** REQUIREMENTS **
Copy every record below, exactly as written.

-- Begin MATERIAL --

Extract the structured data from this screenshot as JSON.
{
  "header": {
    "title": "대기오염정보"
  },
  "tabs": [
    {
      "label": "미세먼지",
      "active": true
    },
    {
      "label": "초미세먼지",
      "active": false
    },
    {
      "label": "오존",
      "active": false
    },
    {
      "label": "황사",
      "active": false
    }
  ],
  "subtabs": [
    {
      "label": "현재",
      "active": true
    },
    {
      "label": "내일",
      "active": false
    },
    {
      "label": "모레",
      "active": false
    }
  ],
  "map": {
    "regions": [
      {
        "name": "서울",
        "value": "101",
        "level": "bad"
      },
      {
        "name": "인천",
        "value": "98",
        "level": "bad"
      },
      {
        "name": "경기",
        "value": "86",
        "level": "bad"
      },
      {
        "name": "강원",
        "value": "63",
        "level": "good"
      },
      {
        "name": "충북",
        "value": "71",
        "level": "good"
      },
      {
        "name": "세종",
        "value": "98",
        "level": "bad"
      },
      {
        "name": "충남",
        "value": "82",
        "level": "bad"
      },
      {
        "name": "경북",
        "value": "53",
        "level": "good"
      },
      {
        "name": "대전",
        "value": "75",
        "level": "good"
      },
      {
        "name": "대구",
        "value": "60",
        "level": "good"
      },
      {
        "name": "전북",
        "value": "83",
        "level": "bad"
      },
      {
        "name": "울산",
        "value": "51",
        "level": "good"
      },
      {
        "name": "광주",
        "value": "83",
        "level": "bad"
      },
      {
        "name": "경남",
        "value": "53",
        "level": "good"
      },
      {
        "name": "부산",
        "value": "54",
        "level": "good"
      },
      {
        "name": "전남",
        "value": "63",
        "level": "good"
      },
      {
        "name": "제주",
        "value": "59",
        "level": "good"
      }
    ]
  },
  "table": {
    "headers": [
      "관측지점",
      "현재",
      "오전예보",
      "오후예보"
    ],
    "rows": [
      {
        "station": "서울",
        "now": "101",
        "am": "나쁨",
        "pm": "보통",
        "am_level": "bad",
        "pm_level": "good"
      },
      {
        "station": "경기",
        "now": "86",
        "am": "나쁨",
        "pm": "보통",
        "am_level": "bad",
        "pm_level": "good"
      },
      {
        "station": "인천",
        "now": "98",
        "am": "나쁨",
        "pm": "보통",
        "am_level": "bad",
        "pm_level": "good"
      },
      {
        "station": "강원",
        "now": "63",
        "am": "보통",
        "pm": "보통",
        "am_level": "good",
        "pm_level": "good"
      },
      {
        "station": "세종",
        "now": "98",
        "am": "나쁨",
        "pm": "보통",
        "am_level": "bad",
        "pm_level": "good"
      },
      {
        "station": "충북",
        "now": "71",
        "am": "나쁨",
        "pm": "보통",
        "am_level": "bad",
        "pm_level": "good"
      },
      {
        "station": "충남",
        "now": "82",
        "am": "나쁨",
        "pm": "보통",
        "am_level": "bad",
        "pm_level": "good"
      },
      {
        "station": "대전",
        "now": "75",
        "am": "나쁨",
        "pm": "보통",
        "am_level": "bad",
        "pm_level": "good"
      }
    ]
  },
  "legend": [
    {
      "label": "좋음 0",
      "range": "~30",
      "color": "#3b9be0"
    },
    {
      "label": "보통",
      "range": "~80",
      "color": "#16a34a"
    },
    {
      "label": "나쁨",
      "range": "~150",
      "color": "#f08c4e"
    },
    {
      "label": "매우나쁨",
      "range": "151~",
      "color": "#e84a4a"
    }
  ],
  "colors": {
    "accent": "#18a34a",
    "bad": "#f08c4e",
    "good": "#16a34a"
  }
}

-- End MATERIAL --

** OUTPUT OF THE EXERCISE **
Extract the structured data from this screenshot as JSON.
{
  "header": {
    "title": "대기오염정보"
  },
  "tabs": [
    {
      "label": "미세먼지",
      "active": true
    },
    {
      "label": "초미세먼지",
      "active": false
    },
    {
      "label": "오존",
      "active": false
    },
    {
      "label": "황사",
      "active": false
    }
  ],
  "subtabs": [
    {
      "label": "현재",
      "active": true
    },
    {
      "label": "내일",
      "active": false
    },
    {
      "label": "모레",
      "active": false
    }
  ],
  "map": {
    "regions": [
      {
        "name": "서울",
        "value": "101",
        "level": "bad"
      },
      {
        "name": "인천",
        "value": "98",
        "level": "bad"
      },
      {
        "name": "경기",
        "value": "86",
        "level": "bad"
      },
      {
        "name": "강원",
        "value": "63",
        "level": "good"
      },
      {
        "name": "충북",
        "value": "71",
        "level": "good"
      },
      {
        "name": "세종",
        "value": "98",
        "level": "bad"
      },
      {
        "name": "충남",
        "value": "82",
        "level": "bad"
      },
      {
        "name": "경북",
        "value": "53",
        "level": "good"
      },
      {
        "name": "대전",
        "value": "75",
        "level": "good"
      },
      {
        "name": "대구",
        "value": "60",
        "level": "good"
      },
      {
        "name": "전북",
        "value": "83",
        "level": "bad"
      },
      {
        "name": "울산",
        "value": "51",
        "level": "good"
      },
      {
        "name": "광주",
        "value": "83",
        "level": "bad"
      },
      {
        "name": "경남",
        "value": "53",
        "level": "good"
      },
      {
        "name": "부산",
        "value": "54",
        "level": "good"
      },
      {
        "name": "전남",
        "value": "63",
        "level": "good"
      },
      {
        "name": "제주",
        "value": "59",
        "level": "good"
      }
    ]
  },
  "table": {
    "headers": [
      "관측지점",
      "현재",
      "오전예보",
      "오후예보"
    ],
    "rows": [
      {
        "station": "서울",
        "now": "101",
        "am": "나쁨",
        "pm": "보통",
        "am_level": "bad",
        "pm_level": "good"
      },
      {
        "station": "경기",
        "now": "86",
        "am": "나쁨",
        "pm": "보통",
        "am_level": "bad",
        "pm_level": "good"
      },
      {
        "station": "인천",
        "now": "98",
        "am": "나쁨",
        "pm": "보통",
        "am_level": "bad",
        "pm_level": "good"
      },
      {
        "station": "강원",
        "now": "63",
        "am": "보통",
        "pm": "보통",
        "am_level": "good",
        "pm_level": "good"
      },
      {
        "station": "세종",
        "now": "98",
        "am": "나쁨",
        "pm": "보통",
        "am_level": "bad",
        "pm_level": "good"
      },
      {
        "station": "충북",
        "now": "71",
        "am": "나쁨",
        "pm": "보통",
        "am_level": "bad",
        "pm_level": "good"
      },
      {
        "station": "충남",
        "now": "82",
        "am": "나쁨",
        "pm": "보통",
        "am_level": "bad",
        "pm_level": "good"
      },
      {
        "station": "대전",
        "now": "75",
        "am": "나쁨",
        "pm": "보통",
        "am_level": "bad",
        "pm_level": "good"
      }
    ]
  },
  "legend": [
    {
      "label": "좋음 0",
      "range": "~30",
      "color": "#3b9be0"
    },
    {
      "label": "보통",
      "range": "~80",
      "color": "#16a34a"
    },
    {
      "label": "나쁨",
      "range": "~150",
      "color": "#f08c4e"
    },
    {
      "label": "매우나쁨",
      "range": "151~",
      "color": "#e84a4a"
    }
  ],
  "colors": {
    "accent": "#18a34a",
    "bad": "#f08c4e",
    "good": "#16a34a"
  }
}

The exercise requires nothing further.